*PROBLEM DETAILS*. Return a copy of every line in the records that includes the word "Type".

*DATASET EXCERPTS*.
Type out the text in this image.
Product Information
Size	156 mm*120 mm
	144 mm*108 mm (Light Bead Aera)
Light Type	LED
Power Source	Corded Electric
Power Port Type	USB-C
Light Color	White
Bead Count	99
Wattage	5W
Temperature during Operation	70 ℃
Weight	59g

*RESULT*.
Type out the text in this image.
Light Type	LED
Power Port Type	USB-C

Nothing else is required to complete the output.